Written instruction:
Nothing in the records may be left out or altered; reproduce them all exactly.

Dataset rows:
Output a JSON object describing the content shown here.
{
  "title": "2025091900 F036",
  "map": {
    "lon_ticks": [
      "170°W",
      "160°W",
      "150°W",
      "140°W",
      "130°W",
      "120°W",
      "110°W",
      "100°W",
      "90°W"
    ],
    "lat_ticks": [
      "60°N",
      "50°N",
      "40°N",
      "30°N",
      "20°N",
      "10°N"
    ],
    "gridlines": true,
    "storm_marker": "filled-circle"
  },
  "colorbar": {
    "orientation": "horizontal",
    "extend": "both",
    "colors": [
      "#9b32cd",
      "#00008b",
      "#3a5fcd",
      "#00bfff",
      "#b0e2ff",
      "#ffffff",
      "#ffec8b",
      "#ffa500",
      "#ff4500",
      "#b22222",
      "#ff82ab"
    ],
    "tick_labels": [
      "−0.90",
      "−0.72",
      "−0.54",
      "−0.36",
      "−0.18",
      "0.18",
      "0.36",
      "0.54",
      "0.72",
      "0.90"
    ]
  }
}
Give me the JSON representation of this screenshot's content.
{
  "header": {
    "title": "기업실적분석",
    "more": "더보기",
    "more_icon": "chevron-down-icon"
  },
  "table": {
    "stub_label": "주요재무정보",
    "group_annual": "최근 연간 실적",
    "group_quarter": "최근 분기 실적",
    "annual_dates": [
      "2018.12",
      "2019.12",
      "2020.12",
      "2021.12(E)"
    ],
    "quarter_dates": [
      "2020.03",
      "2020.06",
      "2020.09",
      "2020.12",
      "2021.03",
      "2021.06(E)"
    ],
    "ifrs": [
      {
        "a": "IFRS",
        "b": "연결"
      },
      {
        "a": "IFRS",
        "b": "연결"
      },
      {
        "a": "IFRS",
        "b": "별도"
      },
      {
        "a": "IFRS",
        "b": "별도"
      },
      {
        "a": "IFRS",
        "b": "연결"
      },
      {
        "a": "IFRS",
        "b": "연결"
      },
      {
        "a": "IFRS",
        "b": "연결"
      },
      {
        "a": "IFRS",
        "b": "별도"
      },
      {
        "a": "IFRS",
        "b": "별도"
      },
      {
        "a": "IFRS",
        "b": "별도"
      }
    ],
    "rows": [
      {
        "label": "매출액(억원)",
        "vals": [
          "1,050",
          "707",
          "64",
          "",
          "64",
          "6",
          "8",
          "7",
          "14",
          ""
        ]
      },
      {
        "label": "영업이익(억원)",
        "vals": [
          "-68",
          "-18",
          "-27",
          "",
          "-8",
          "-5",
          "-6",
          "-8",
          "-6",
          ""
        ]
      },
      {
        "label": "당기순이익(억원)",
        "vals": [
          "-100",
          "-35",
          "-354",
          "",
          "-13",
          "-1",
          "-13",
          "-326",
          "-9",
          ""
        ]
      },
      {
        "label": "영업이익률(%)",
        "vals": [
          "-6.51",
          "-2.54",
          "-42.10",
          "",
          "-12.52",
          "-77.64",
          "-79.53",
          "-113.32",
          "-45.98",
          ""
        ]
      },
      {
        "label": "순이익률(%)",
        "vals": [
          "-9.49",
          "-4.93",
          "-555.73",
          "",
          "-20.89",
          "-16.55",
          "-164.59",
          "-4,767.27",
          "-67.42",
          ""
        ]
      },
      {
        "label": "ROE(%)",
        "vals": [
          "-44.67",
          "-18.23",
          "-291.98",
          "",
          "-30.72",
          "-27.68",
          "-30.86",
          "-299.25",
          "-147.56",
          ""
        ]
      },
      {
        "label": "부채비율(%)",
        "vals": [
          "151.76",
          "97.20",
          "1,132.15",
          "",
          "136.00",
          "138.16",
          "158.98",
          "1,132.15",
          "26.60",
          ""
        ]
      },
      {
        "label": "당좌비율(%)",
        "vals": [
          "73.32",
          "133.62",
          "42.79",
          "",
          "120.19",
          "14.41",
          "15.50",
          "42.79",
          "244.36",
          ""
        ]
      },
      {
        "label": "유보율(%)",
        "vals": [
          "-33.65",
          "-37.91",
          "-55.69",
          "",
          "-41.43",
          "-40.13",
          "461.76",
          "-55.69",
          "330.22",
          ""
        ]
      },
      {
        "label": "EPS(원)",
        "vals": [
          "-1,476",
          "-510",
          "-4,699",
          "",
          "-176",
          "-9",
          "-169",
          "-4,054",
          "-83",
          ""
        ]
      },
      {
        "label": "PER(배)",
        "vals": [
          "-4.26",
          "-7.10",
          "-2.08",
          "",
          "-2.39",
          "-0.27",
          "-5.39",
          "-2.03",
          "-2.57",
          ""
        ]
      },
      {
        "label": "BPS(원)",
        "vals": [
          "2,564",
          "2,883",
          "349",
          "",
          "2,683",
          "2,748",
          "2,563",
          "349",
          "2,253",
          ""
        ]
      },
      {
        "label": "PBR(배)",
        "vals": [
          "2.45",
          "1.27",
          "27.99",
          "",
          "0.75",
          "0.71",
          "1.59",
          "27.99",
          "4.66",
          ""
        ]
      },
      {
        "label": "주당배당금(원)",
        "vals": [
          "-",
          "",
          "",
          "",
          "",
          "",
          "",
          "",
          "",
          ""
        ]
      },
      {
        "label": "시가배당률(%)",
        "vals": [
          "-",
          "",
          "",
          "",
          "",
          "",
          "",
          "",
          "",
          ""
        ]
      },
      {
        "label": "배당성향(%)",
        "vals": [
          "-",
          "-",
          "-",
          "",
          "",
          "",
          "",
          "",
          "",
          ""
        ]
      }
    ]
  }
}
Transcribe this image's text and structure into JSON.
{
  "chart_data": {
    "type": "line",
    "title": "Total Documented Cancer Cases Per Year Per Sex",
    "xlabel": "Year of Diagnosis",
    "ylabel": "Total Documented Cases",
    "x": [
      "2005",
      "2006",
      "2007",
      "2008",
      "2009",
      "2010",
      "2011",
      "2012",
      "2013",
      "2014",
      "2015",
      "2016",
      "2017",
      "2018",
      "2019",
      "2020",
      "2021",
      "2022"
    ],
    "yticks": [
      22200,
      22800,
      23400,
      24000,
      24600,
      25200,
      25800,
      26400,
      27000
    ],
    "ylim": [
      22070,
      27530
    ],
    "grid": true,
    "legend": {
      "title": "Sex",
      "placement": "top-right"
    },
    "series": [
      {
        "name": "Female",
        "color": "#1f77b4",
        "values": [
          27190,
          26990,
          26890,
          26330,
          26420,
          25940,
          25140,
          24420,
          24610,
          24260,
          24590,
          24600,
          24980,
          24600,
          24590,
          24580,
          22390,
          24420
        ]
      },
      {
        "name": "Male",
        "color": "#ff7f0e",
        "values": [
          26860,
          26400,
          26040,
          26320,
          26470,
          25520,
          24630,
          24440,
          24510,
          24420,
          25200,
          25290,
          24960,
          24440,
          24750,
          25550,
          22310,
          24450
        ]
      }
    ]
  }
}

Finished task:
Output a JSON object describing the content shown here.
{
  "title": "2025091900 F036",
  "map": {
    "lon_ticks": [
      "170°W",
      "160°W",
      "150°W",
      "140°W",
      "130°W",
      "120°W",
      "110°W",
      "100°W",
      "90°W"
    ],
    "lat_ticks": [
      "60°N",
      "50°N",
      "40°N",
      "30°N",
      "20°N",
      "10°N"
    ],
    "gridlines": true,
    "storm_marker": "filled-circle"
  },
  "colorbar": {
    "orientation": "horizontal",
    "extend": "both",
    "colors": [
      "#9b32cd",
      "#00008b",
      "#3a5fcd",
      "#00bfff",
      "#b0e2ff",
      "#ffffff",
      "#ffec8b",
      "#ffa500",
      "#ff4500",
      "#b22222",
      "#ff82ab"
    ],
    "tick_labels": [
      "−0.90",
      "−0.72",
      "−0.54",
      "−0.36",
      "−0.18",
      "0.18",
      "0.36",
      "0.54",
      "0.72",
      "0.90"
    ]
  }
}
Give me the JSON representation of this screenshot's content.
{
  "header": {
    "title": "기업실적분석",
    "more": "더보기",
    "more_icon": "chevron-down-icon"
  },
  "table": {
    "stub_label": "주요재무정보",
    "group_annual": "최근 연간 실적",
    "group_quarter": "최근 분기 실적",
    "annual_dates": [
      "2018.12",
      "2019.12",
      "2020.12",
      "2021.12(E)"
    ],
    "quarter_dates": [
      "2020.03",
      "2020.06",
      "2020.09",
      "2020.12",
      "2021.03",
      "2021.06(E)"
    ],
    "ifrs": [
      {
        "a": "IFRS",
        "b": "연결"
      },
      {
        "a": "IFRS",
        "b": "연결"
      },
      {
        "a": "IFRS",
        "b": "별도"
      },
      {
        "a": "IFRS",
        "b": "별도"
      },
      {
        "a": "IFRS",
        "b": "연결"
      },
      {
        "a": "IFRS",
        "b": "연결"
      },
      {
        "a": "IFRS",
        "b": "연결"
      },
      {
        "a": "IFRS",
        "b": "별도"
      },
      {
        "a": "IFRS",
        "b": "별도"
      },
      {
        "a": "IFRS",
        "b": "별도"
      }
    ],
    "rows": [
      {
        "label": "매출액(억원)",
        "vals": [
          "1,050",
          "707",
          "64",
          "",
          "64",
          "6",
          "8",
          "7",
          "14",
          ""
        ]
      },
      {
        "label": "영업이익(억원)",
        "vals": [
          "-68",
          "-18",
          "-27",
          "",
          "-8",
          "-5",
          "-6",
          "-8",
          "-6",
          ""
        ]
      },
      {
        "label": "당기순이익(억원)",
        "vals": [
          "-100",
          "-35",
          "-354",
          "",
          "-13",
          "-1",
          "-13",
          "-326",
          "-9",
          ""
        ]
      },
      {
        "label": "영업이익률(%)",
        "vals": [
          "-6.51",
          "-2.54",
          "-42.10",
          "",
          "-12.52",
          "-77.64",
          "-79.53",
          "-113.32",
          "-45.98",
          ""
        ]
      },
      {
        "label": "순이익률(%)",
        "vals": [
          "-9.49",
          "-4.93",
          "-555.73",
          "",
          "-20.89",
          "-16.55",
          "-164.59",
          "-4,767.27",
          "-67.42",
          ""
        ]
      },
      {
        "label": "ROE(%)",
        "vals": [
          "-44.67",
          "-18.23",
          "-291.98",
          "",
          "-30.72",
          "-27.68",
          "-30.86",
          "-299.25",
          "-147.56",
          ""
        ]
      },
      {
        "label": "부채비율(%)",
        "vals": [
          "151.76",
          "97.20",
          "1,132.15",
          "",
          "136.00",
          "138.16",
          "158.98",
          "1,132.15",
          "26.60",
          ""
        ]
      },
      {
        "label": "당좌비율(%)",
        "vals": [
          "73.32",
          "133.62",
          "42.79",
          "",
          "120.19",
          "14.41",
          "15.50",
          "42.79",
          "244.36",
          ""
        ]
      },
      {
        "label": "유보율(%)",
        "vals": [
          "-33.65",
          "-37.91",
          "-55.69",
          "",
          "-41.43",
          "-40.13",
          "461.76",
          "-55.69",
          "330.22",
          ""
        ]
      },
      {
        "label": "EPS(원)",
        "vals": [
          "-1,476",
          "-510",
          "-4,699",
          "",
          "-176",
          "-9",
          "-169",
          "-4,054",
          "-83",
          ""
        ]
      },
      {
        "label": "PER(배)",
        "vals": [
          "-4.26",
          "-7.10",
          "-2.08",
          "",
          "-2.39",
          "-0.27",
          "-5.39",
          "-2.03",
          "-2.57",
          ""
        ]
      },
      {
        "label": "BPS(원)",
        "vals": [
          "2,564",
          "2,883",
          "349",
          "",
          "2,683",
          "2,748",
          "2,563",
          "349",
          "2,253",
          ""
        ]
      },
      {
        "label": "PBR(배)",
        "vals": [
          "2.45",
          "1.27",
          "27.99",
          "",
          "0.75",
          "0.71",
          "1.59",
          "27.99",
          "4.66",
          ""
        ]
      },
      {
        "label": "주당배당금(원)",
        "vals": [
          "-",
          "",
          "",
          "",
          "",
          "",
          "",
          "",
          "",
          ""
        ]
      },
      {
        "label": "시가배당률(%)",
        "vals": [
          "-",
          "",
          "",
          "",
          "",
          "",
          "",
          "",
          "",
          ""
        ]
      },
      {
        "label": "배당성향(%)",
        "vals": [
          "-",
          "-",
          "-",
          "",
          "",
          "",
          "",
          "",
          "",
          ""
        ]
      }
    ]
  }
}
Transcribe this image's text and structure into JSON.
{
  "chart_data": {
    "type": "line",
    "title": "Total Documented Cancer Cases Per Year Per Sex",
    "xlabel": "Year of Diagnosis",
    "ylabel": "Total Documented Cases",
    "x": [
      "2005",
      "2006",
      "2007",
      "2008",
      "2009",
      "2010",
      "2011",
      "2012",
      "2013",
      "2014",
      "2015",
      "2016",
      "2017",
      "2018",
      "2019",
      "2020",
      "2021",
      "2022"
    ],
    "yticks": [
      22200,
      22800,
      23400,
      24000,
      24600,
      25200,
      25800,
      26400,
      27000
    ],
    "ylim": [
      22070,
      27530
    ],
    "grid": true,
    "legend": {
      "title": "Sex",
      "placement": "top-right"
    },
    "series": [
      {
        "name": "Female",
        "color": "#1f77b4",
        "values": [
          27190,
          26990,
          26890,
          26330,
          26420,
          25940,
          25140,
          24420,
          24610,
          24260,
          24590,
          24600,
          24980,
          24600,
          24590,
          24580,
          22390,
          24420
        ]
      },
      {
        "name": "Male",
        "color": "#ff7f0e",
        "values": [
          26860,
          26400,
          26040,
          26320,
          26470,
          25520,
          24630,
          24440,
          24510,
          24420,
          25200,
          25290,
          24960,
          24440,
          24750,
          25550,
          22310,
          24450
        ]
      }
    ]
  }
}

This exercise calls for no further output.